- **Given exercise**
Only the pictures are to be left out; set down the rest of the records exactly.
==== The input
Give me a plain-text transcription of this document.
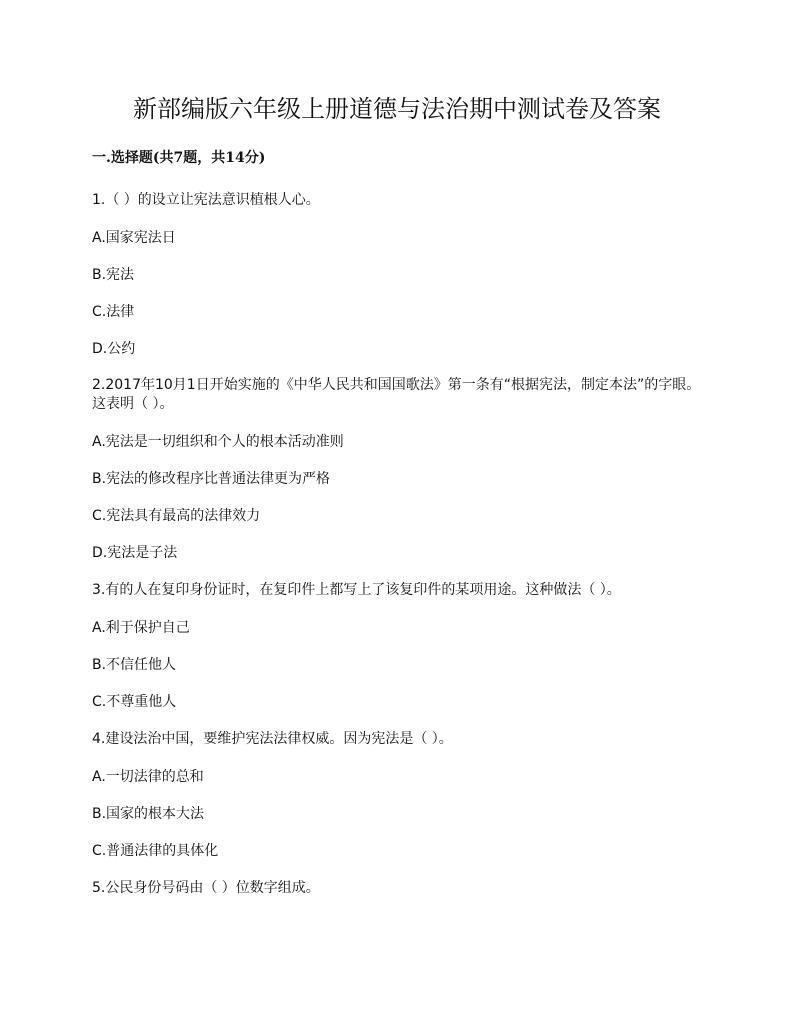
新部编版六年级上册道德与法治期中测试卷及答案
一.选择题(共7题，共14分)

1.（ ）的设立让宪法意识植根人心。

A.国家宪法日

B.宪法

C.法律

D.公约

2.2017年10月1日开始实施的《中华人民共和国国歌法》第一条有“根据宪法，制定本法”的字眼。这表明（ ）。

A.宪法是一切组织和个人的根本活动准则

B.宪法的修改程序比普通法律更为严格

C.宪法具有最高的法律效力

D.宪法是子法

3.有的人在复印身份证时，在复印件上都写上了该复印件的某项用途。这种做法（ ）。

A.利于保护自己

B.不信任他人

C.不尊重他人

4.建设法治中国，要维护宪法法律权威。因为宪法是（ ）。

A.一切法律的总和

B.国家的根本大法

C.普通法律的具体化

5.公民身份号码由（ ）位数字组成。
========
- **Finished task**
Give me a plain-text transcription of this document.
新部编版六年级上册道德与法治期中测试卷及答案
一.选择题(共7题，共14分)

1.（ ）的设立让宪法意识植根人心。

A.国家宪法日

B.宪法

C.法律

D.公约

2.2017年10月1日开始实施的《中华人民共和国国歌法》第一条有“根据宪法，制定本法”的字眼。这表明（ ）。

A.宪法是一切组织和个人的根本活动准则

B.宪法的修改程序比普通法律更为严格

C.宪法具有最高的法律效力

D.宪法是子法

3.有的人在复印身份证时，在复印件上都写上了该复印件的某项用途。这种做法（ ）。

A.利于保护自己

B.不信任他人

C.不尊重他人

4.建设法治中国，要维护宪法法律权威。因为宪法是（ ）。

A.一切法律的总和

B.国家的根本大法

C.普通法律的具体化

5.公民身份号码由（ ）位数字组成。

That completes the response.